### AIM OF THE TASK
Comb through the entries for "internal" and pull out each line that holds it.

Items from a dataset
"""

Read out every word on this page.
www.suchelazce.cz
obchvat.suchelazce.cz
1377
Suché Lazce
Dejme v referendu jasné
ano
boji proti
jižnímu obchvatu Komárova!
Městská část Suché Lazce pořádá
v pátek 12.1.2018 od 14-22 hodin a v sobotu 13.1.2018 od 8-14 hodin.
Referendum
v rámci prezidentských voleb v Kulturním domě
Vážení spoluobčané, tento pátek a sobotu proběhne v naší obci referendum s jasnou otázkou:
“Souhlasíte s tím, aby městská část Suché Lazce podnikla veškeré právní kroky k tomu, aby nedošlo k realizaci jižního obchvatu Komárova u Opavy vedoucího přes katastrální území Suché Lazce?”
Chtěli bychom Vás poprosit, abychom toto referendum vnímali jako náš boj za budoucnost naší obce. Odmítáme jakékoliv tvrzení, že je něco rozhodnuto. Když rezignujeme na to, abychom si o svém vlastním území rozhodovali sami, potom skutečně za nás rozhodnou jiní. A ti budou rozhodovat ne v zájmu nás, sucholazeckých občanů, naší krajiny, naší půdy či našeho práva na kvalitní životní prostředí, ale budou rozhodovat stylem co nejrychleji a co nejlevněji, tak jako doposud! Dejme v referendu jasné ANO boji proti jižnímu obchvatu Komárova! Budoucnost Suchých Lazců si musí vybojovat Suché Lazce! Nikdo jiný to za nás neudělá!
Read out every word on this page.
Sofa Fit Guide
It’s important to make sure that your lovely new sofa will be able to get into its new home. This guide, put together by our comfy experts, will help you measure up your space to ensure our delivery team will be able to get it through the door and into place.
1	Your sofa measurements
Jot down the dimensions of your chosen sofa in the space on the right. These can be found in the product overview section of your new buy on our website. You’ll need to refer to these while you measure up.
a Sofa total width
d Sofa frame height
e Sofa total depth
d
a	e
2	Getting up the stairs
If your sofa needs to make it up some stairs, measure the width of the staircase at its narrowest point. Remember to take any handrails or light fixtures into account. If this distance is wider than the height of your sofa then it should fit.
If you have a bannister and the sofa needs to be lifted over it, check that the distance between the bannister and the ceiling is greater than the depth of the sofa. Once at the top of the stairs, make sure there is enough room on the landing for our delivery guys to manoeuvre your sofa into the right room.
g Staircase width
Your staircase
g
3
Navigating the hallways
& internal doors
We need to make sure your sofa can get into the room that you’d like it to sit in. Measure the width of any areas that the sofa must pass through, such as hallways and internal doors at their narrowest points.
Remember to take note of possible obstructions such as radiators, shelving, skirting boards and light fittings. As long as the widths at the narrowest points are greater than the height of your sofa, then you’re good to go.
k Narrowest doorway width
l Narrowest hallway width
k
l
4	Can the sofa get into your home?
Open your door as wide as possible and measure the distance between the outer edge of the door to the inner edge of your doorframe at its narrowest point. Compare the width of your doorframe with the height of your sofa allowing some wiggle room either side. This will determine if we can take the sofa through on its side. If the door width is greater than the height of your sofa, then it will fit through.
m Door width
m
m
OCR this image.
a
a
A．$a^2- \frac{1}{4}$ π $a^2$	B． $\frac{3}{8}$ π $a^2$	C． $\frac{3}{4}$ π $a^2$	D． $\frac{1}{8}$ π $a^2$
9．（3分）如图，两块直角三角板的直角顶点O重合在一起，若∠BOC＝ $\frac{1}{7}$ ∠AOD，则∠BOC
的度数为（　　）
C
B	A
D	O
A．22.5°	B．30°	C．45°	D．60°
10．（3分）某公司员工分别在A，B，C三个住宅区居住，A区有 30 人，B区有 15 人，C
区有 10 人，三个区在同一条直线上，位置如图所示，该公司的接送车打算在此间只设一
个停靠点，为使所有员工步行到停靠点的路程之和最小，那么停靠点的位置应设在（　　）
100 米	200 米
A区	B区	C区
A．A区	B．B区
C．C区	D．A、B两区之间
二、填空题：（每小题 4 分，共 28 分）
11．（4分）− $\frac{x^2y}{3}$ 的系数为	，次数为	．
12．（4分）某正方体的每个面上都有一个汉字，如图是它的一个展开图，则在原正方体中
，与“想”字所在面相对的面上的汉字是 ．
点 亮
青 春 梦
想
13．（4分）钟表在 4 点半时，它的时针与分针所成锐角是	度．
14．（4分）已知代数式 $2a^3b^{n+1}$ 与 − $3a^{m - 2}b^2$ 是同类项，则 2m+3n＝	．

"""

### EXPECTED ANSWER
& internal doors
We need to make sure your sofa can get into the room that you’d like it to sit in. Measure the width of any areas that the sofa must pass through, such as hallways and internal doors at their narrowest points.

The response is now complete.